Work through the records below and copy every line that includes "panel".

Dataset entries
=======
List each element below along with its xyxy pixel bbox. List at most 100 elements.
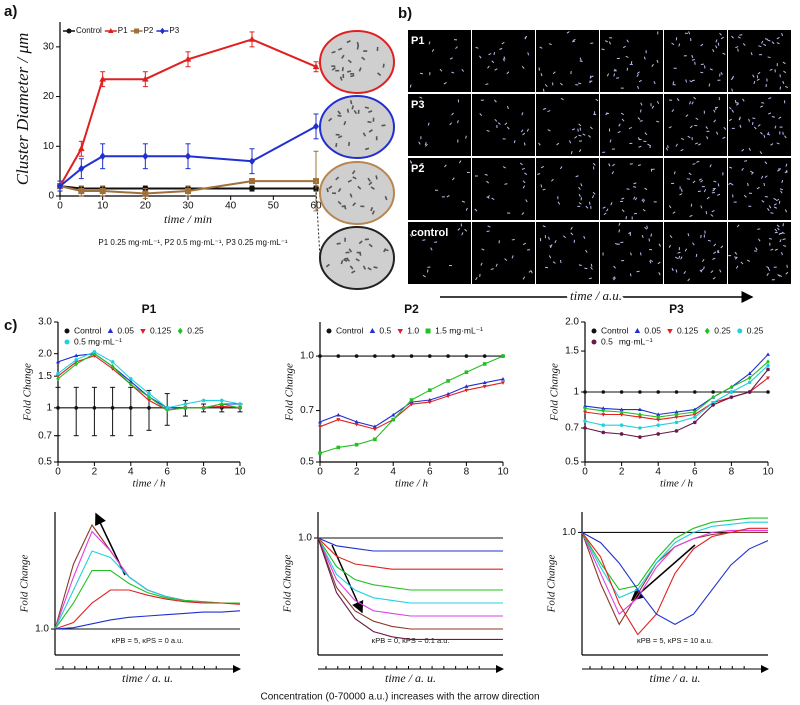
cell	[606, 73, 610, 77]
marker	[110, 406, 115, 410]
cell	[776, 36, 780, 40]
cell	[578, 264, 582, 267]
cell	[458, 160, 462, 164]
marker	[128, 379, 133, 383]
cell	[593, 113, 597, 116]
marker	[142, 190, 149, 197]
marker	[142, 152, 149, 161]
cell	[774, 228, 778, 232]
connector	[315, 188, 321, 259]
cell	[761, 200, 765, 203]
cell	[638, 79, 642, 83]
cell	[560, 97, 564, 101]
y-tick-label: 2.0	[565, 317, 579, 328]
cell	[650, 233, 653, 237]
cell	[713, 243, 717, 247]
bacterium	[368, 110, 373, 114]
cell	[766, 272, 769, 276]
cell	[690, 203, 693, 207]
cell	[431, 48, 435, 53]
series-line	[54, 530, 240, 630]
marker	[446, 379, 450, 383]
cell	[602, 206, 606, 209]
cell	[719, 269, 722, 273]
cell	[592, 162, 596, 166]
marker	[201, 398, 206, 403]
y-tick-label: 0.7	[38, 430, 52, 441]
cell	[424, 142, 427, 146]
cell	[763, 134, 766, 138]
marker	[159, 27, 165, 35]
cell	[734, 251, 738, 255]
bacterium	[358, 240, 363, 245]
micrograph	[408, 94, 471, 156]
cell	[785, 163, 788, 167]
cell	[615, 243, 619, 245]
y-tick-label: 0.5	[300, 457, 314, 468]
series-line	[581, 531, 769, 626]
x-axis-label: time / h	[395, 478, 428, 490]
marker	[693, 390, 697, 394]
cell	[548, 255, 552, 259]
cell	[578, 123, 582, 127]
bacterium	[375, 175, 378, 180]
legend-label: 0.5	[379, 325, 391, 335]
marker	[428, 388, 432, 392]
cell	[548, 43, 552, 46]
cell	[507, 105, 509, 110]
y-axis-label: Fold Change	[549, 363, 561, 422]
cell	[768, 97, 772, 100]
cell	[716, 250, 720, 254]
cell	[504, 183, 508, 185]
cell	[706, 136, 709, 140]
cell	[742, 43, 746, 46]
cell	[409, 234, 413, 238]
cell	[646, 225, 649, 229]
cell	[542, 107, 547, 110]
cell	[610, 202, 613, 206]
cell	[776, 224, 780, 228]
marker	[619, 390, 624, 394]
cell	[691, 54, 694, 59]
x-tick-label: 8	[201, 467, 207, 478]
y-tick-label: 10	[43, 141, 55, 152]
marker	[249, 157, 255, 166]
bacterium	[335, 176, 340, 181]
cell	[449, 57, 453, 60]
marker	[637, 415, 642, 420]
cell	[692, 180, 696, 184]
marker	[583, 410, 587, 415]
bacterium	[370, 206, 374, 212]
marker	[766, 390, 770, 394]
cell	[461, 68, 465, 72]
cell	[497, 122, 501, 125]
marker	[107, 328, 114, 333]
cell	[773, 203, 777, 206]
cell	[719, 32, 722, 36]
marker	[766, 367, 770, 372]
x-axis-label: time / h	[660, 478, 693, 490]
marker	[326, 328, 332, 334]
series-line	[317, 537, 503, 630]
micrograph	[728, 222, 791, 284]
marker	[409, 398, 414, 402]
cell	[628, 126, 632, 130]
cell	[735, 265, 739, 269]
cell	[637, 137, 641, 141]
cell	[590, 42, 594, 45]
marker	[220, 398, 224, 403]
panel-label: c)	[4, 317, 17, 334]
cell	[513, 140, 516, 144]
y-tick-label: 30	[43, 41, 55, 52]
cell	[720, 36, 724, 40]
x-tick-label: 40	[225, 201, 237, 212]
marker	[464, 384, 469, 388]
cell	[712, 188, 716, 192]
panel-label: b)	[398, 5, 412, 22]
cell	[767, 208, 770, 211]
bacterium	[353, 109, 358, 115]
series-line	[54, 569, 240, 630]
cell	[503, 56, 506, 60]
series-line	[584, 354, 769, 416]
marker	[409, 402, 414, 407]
=======
Response:
panel-label: c)	[4, 317, 17, 334]
panel-label: b)	[398, 5, 412, 22]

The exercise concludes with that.